» SET EXERCISE:
Scan the material and copy every line in which "littéraire" appears.
━━━ DATA FOR THE TASK ━━━
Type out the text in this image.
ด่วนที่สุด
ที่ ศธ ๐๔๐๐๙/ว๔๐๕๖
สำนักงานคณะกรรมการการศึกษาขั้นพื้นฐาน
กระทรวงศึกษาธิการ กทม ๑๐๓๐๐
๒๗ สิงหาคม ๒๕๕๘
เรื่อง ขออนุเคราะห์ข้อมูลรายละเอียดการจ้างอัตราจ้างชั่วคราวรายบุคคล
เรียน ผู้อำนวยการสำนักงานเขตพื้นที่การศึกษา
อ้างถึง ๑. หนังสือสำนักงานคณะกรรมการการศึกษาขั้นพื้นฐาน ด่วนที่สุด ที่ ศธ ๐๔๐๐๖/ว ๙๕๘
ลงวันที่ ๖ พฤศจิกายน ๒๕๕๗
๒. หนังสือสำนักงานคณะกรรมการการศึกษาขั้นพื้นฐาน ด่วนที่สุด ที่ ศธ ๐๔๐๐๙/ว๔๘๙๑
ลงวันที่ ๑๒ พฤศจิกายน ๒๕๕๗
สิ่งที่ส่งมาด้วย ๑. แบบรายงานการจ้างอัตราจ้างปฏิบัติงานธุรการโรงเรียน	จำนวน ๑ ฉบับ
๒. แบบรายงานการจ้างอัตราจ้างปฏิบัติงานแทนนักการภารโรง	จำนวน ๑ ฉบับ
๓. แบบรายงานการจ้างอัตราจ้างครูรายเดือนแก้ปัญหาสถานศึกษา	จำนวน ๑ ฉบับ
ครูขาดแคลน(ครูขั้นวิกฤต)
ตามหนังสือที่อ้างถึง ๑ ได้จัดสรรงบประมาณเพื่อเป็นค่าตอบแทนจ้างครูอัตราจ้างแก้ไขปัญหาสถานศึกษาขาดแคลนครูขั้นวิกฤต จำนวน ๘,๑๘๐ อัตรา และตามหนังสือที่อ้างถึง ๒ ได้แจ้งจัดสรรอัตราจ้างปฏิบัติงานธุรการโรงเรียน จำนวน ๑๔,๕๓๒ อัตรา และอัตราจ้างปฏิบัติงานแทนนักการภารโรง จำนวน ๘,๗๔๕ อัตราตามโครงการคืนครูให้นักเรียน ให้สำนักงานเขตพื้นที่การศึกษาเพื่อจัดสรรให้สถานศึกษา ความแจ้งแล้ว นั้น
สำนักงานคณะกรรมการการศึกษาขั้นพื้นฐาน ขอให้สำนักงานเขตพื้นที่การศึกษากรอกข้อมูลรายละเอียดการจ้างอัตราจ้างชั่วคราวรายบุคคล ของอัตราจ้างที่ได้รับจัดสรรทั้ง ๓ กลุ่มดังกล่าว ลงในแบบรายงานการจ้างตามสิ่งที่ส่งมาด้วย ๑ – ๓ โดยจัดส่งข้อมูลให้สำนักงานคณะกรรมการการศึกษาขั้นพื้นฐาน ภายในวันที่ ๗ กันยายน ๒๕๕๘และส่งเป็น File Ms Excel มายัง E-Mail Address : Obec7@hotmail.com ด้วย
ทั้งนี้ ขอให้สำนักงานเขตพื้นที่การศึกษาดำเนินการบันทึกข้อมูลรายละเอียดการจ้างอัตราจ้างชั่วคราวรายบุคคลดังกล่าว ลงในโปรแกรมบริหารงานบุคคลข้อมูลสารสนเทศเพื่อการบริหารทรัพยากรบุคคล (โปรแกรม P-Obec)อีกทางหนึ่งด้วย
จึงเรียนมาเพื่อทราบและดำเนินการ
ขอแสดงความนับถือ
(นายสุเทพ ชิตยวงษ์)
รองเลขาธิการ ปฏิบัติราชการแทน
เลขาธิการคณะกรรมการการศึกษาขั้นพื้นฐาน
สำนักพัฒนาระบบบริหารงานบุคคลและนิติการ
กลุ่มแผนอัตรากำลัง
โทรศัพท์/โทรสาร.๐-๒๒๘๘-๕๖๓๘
━━━
━━━ DATA FOR THE TASK ━━━
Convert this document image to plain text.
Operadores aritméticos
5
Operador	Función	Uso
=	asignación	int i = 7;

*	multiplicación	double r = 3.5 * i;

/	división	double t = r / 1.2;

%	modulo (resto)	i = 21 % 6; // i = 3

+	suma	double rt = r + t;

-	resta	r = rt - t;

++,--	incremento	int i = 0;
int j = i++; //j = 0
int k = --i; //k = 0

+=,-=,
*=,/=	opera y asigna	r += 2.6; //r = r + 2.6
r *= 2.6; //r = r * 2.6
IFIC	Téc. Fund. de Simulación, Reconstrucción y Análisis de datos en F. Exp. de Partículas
━━━
━━━ DATA FOR THE TASK ━━━
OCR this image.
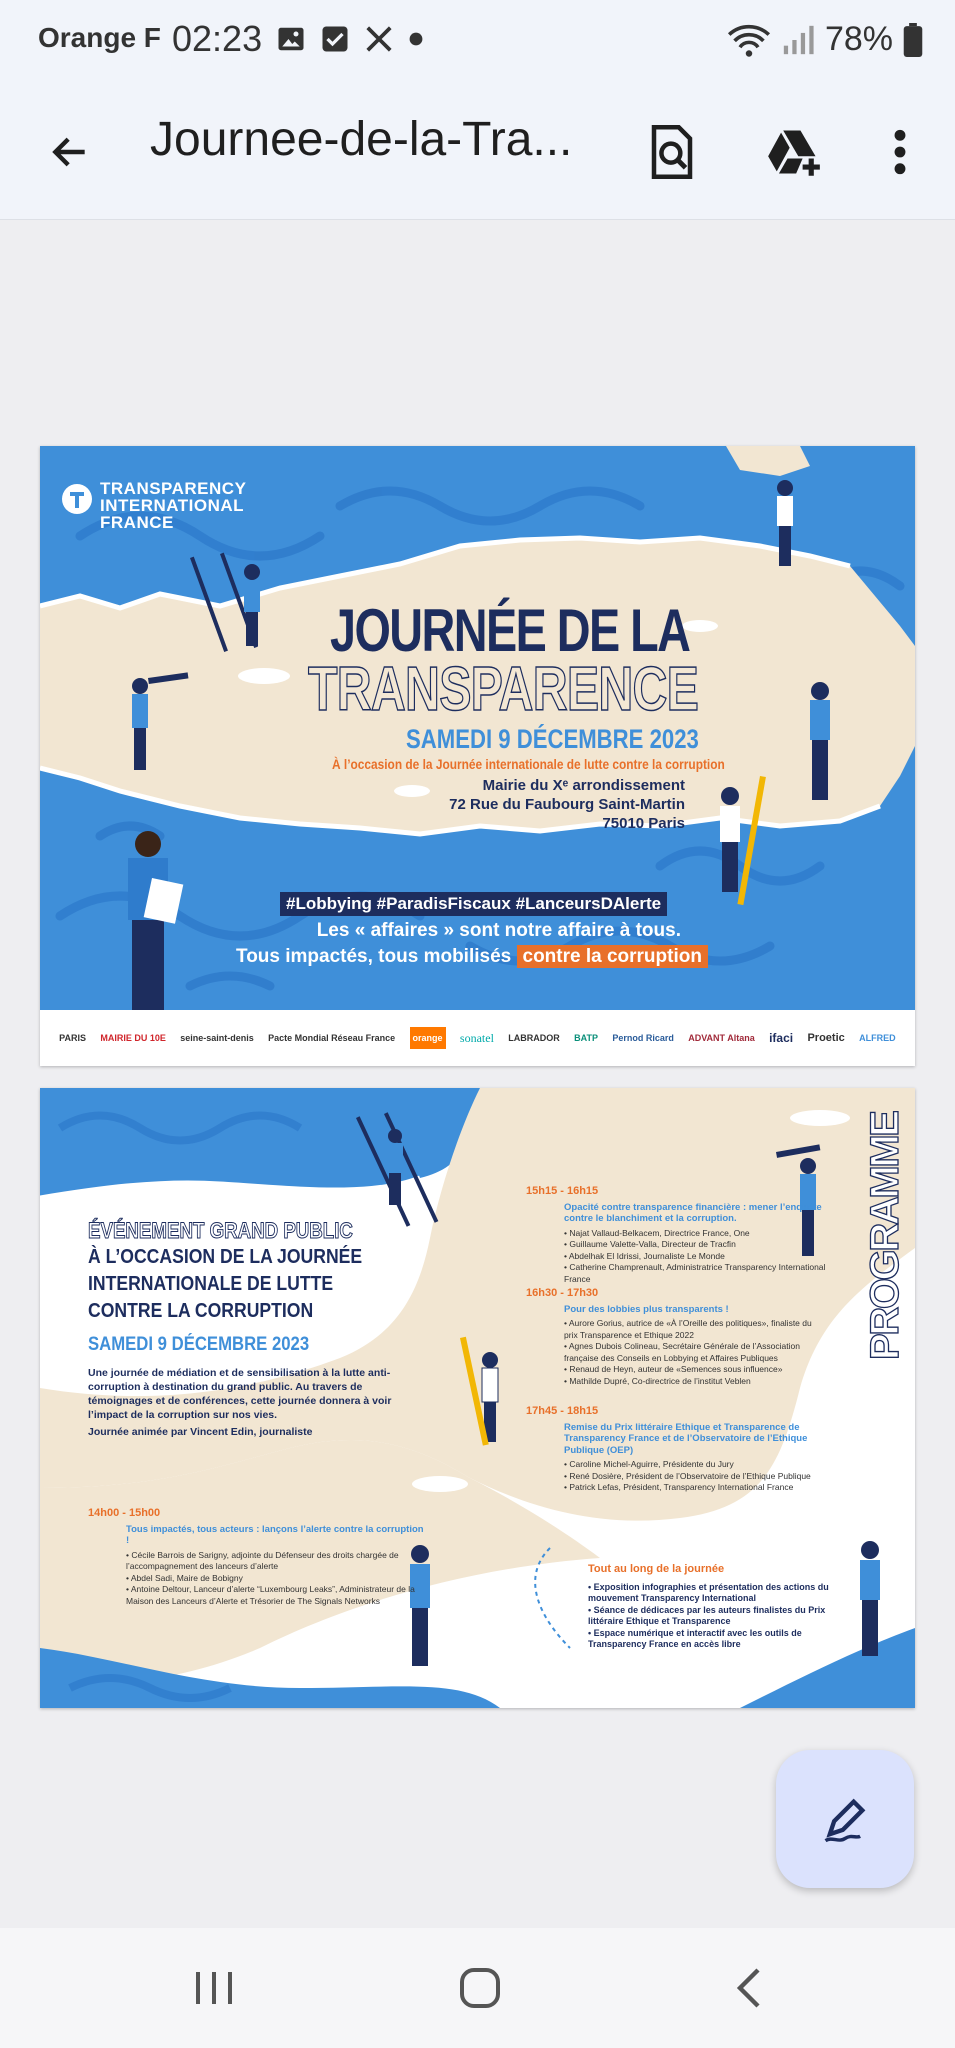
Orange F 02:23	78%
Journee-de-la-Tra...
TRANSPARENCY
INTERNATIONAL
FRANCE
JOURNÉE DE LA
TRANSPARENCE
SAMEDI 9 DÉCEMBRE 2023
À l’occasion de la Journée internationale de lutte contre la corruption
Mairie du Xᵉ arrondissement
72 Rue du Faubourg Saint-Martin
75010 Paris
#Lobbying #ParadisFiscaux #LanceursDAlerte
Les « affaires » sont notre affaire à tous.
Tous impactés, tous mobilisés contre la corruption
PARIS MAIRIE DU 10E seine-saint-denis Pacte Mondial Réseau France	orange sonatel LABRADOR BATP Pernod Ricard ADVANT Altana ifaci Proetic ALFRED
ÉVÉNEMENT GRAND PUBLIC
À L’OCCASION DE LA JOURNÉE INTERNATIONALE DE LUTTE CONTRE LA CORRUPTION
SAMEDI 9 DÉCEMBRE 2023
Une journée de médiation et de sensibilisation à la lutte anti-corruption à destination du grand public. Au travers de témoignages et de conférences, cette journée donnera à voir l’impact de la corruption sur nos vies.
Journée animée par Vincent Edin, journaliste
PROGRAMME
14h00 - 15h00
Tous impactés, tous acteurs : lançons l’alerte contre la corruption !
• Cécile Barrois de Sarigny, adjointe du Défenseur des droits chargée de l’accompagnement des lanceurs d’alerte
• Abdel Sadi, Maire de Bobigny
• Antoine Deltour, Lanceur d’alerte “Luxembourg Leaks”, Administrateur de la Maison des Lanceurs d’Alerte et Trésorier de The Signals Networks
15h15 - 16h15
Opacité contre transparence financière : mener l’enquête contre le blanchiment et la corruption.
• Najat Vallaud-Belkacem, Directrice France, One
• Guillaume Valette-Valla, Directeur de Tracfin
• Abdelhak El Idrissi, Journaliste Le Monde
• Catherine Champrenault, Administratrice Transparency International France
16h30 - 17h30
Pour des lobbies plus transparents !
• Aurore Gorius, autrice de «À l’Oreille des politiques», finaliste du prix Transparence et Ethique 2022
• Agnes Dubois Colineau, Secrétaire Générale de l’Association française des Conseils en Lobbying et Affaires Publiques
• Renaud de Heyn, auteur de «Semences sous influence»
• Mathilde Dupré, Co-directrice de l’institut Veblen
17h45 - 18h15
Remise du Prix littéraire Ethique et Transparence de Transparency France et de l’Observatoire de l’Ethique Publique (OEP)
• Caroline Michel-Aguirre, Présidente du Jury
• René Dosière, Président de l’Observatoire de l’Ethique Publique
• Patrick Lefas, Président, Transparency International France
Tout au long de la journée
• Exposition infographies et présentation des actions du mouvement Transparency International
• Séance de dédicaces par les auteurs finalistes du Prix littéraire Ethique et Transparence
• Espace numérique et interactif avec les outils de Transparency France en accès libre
━━━
» THE RESPONSE:
Remise du Prix littéraire Ethique et Transparence de Transparency France et de l’Observatoire de l’Ethique Publique (OEP)
• Séance de dédicaces par les auteurs finalistes du Prix littéraire Ethique et Transparence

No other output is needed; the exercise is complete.